**Task prompt**
Please print all of the material below, word for word.

**Data for the task**
####################

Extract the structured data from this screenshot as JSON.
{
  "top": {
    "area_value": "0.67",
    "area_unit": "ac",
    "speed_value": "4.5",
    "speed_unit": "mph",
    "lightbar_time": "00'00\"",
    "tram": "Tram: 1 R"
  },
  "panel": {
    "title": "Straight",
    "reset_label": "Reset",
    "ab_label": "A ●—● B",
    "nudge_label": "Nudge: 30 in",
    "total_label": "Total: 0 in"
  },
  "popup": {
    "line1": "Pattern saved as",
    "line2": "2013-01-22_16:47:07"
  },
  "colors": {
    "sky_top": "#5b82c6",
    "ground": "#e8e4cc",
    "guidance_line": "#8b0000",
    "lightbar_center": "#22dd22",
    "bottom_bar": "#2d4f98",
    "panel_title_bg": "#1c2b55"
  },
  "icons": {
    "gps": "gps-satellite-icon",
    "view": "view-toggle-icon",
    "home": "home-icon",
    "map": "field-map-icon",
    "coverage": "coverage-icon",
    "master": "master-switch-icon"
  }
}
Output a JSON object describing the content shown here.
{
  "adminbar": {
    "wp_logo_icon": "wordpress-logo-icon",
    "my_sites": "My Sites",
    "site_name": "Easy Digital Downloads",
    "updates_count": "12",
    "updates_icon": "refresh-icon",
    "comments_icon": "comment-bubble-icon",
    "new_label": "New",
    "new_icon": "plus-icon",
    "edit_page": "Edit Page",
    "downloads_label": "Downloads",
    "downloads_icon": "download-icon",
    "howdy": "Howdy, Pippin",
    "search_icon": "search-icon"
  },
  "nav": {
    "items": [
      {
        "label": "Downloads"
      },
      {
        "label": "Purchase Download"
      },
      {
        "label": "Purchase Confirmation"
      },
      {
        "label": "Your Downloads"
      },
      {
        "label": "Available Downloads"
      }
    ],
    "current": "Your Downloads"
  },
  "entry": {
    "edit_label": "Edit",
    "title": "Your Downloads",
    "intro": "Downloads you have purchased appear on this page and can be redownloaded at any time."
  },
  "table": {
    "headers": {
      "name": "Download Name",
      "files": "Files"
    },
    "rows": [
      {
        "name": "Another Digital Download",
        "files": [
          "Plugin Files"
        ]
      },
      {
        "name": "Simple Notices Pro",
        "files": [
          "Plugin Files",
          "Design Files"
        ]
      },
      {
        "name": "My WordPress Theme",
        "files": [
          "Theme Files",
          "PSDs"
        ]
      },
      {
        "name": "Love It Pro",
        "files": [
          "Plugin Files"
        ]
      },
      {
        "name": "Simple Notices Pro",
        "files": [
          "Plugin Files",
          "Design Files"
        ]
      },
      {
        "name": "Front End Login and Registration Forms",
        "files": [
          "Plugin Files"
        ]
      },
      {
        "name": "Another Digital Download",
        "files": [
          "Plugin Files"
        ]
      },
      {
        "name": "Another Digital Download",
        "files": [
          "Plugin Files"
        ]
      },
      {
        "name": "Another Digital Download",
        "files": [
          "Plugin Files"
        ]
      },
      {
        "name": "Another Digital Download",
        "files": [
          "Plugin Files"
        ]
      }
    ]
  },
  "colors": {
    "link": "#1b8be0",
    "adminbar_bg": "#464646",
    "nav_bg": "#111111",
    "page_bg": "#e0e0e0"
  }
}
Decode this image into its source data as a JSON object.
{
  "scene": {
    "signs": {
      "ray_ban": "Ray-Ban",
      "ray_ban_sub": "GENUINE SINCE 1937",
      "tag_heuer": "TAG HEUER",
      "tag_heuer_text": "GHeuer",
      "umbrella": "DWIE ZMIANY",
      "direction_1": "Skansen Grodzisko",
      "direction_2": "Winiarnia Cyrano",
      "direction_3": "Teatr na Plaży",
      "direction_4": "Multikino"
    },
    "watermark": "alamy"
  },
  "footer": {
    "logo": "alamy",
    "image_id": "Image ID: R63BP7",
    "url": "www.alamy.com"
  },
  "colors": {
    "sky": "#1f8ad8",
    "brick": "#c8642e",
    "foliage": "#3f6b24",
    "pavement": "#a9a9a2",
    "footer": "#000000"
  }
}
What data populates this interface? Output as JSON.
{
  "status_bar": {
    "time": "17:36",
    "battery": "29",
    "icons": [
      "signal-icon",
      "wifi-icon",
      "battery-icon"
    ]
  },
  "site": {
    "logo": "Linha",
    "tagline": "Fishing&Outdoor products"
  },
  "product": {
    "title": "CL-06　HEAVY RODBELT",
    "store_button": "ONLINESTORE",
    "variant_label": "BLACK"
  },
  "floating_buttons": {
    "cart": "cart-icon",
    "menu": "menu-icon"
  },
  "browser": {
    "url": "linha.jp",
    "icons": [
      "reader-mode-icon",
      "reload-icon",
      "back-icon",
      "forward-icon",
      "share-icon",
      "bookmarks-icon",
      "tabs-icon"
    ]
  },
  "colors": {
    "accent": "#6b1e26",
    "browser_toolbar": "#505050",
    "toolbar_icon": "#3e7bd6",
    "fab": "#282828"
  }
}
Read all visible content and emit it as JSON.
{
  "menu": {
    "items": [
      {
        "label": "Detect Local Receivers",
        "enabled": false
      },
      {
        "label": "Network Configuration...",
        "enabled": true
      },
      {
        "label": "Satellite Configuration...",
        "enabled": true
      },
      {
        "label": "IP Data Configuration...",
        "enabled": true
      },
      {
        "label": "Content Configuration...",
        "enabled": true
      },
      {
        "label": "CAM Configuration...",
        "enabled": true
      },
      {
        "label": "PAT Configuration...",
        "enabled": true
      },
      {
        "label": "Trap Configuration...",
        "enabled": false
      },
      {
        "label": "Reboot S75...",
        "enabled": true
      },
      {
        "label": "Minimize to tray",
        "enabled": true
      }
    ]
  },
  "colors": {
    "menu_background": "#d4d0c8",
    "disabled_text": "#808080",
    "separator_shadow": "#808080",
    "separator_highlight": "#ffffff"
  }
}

####################

**The answer**
Extract the structured data from this screenshot as JSON.
{
  "top": {
    "area_value": "0.67",
    "area_unit": "ac",
    "speed_value": "4.5",
    "speed_unit": "mph",
    "lightbar_time": "00'00\"",
    "tram": "Tram: 1 R"
  },
  "panel": {
    "title": "Straight",
    "reset_label": "Reset",
    "ab_label": "A ●—● B",
    "nudge_label": "Nudge: 30 in",
    "total_label": "Total: 0 in"
  },
  "popup": {
    "line1": "Pattern saved as",
    "line2": "2013-01-22_16:47:07"
  },
  "colors": {
    "sky_top": "#5b82c6",
    "ground": "#e8e4cc",
    "guidance_line": "#8b0000",
    "lightbar_center": "#22dd22",
    "bottom_bar": "#2d4f98",
    "panel_title_bg": "#1c2b55"
  },
  "icons": {
    "gps": "gps-satellite-icon",
    "view": "view-toggle-icon",
    "home": "home-icon",
    "map": "field-map-icon",
    "coverage": "coverage-icon",
    "master": "master-switch-icon"
  }
}
Output a JSON object describing the content shown here.
{
  "adminbar": {
    "wp_logo_icon": "wordpress-logo-icon",
    "my_sites": "My Sites",
    "site_name": "Easy Digital Downloads",
    "updates_count": "12",
    "updates_icon": "refresh-icon",
    "comments_icon": "comment-bubble-icon",
    "new_label": "New",
    "new_icon": "plus-icon",
    "edit_page": "Edit Page",
    "downloads_label": "Downloads",
    "downloads_icon": "download-icon",
    "howdy": "Howdy, Pippin",
    "search_icon": "search-icon"
  },
  "nav": {
    "items": [
      {
        "label": "Downloads"
      },
      {
        "label": "Purchase Download"
      },
      {
        "label": "Purchase Confirmation"
      },
      {
        "label": "Your Downloads"
      },
      {
        "label": "Available Downloads"
      }
    ],
    "current": "Your Downloads"
  },
  "entry": {
    "edit_label": "Edit",
    "title": "Your Downloads",
    "intro": "Downloads you have purchased appear on this page and can be redownloaded at any time."
  },
  "table": {
    "headers": {
      "name": "Download Name",
      "files": "Files"
    },
    "rows": [
      {
        "name": "Another Digital Download",
        "files": [
          "Plugin Files"
        ]
      },
      {
        "name": "Simple Notices Pro",
        "files": [
          "Plugin Files",
          "Design Files"
        ]
      },
      {
        "name": "My WordPress Theme",
        "files": [
          "Theme Files",
          "PSDs"
        ]
      },
      {
        "name": "Love It Pro",
        "files": [
          "Plugin Files"
        ]
      },
      {
        "name": "Simple Notices Pro",
        "files": [
          "Plugin Files",
          "Design Files"
        ]
      },
      {
        "name": "Front End Login and Registration Forms",
        "files": [
          "Plugin Files"
        ]
      },
      {
        "name": "Another Digital Download",
        "files": [
          "Plugin Files"
        ]
      },
      {
        "name": "Another Digital Download",
        "files": [
          "Plugin Files"
        ]
      },
      {
        "name": "Another Digital Download",
        "files": [
          "Plugin Files"
        ]
      },
      {
        "name": "Another Digital Download",
        "files": [
          "Plugin Files"
        ]
      }
    ]
  },
  "colors": {
    "link": "#1b8be0",
    "adminbar_bg": "#464646",
    "nav_bg": "#111111",
    "page_bg": "#e0e0e0"
  }
}
Decode this image into its source data as a JSON object.
{
  "scene": {
    "signs": {
      "ray_ban": "Ray-Ban",
      "ray_ban_sub": "GENUINE SINCE 1937",
      "tag_heuer": "TAG HEUER",
      "tag_heuer_text": "GHeuer",
      "umbrella": "DWIE ZMIANY",
      "direction_1": "Skansen Grodzisko",
      "direction_2": "Winiarnia Cyrano",
      "direction_3": "Teatr na Plaży",
      "direction_4": "Multikino"
    },
    "watermark": "alamy"
  },
  "footer": {
    "logo": "alamy",
    "image_id": "Image ID: R63BP7",
    "url": "www.alamy.com"
  },
  "colors": {
    "sky": "#1f8ad8",
    "brick": "#c8642e",
    "foliage": "#3f6b24",
    "pavement": "#a9a9a2",
    "footer": "#000000"
  }
}
What data populates this interface? Output as JSON.
{
  "status_bar": {
    "time": "17:36",
    "battery": "29",
    "icons": [
      "signal-icon",
      "wifi-icon",
      "battery-icon"
    ]
  },
  "site": {
    "logo": "Linha",
    "tagline": "Fishing&Outdoor products"
  },
  "product": {
    "title": "CL-06　HEAVY RODBELT",
    "store_button": "ONLINESTORE",
    "variant_label": "BLACK"
  },
  "floating_buttons": {
    "cart": "cart-icon",
    "menu": "menu-icon"
  },
  "browser": {
    "url": "linha.jp",
    "icons": [
      "reader-mode-icon",
      "reload-icon",
      "back-icon",
      "forward-icon",
      "share-icon",
      "bookmarks-icon",
      "tabs-icon"
    ]
  },
  "colors": {
    "accent": "#6b1e26",
    "browser_toolbar": "#505050",
    "toolbar_icon": "#3e7bd6",
    "fab": "#282828"
  }
}
Read all visible content and emit it as JSON.
{
  "menu": {
    "items": [
      {
        "label": "Detect Local Receivers",
        "enabled": false
      },
      {
        "label": "Network Configuration...",
        "enabled": true
      },
      {
        "label": "Satellite Configuration...",
        "enabled": true
      },
      {
        "label": "IP Data Configuration...",
        "enabled": true
      },
      {
        "label": "Content Configuration...",
        "enabled": true
      },
      {
        "label": "CAM Configuration...",
        "enabled": true
      },
      {
        "label": "PAT Configuration...",
        "enabled": true
      },
      {
        "label": "Trap Configuration...",
        "enabled": false
      },
      {
        "label": "Reboot S75...",
        "enabled": true
      },
      {
        "label": "Minimize to tray",
        "enabled": true
      }
    ]
  },
  "colors": {
    "menu_background": "#d4d0c8",
    "disabled_text": "#808080",
    "separator_shadow": "#808080",
    "separator_highlight": "#ffffff"
  }
}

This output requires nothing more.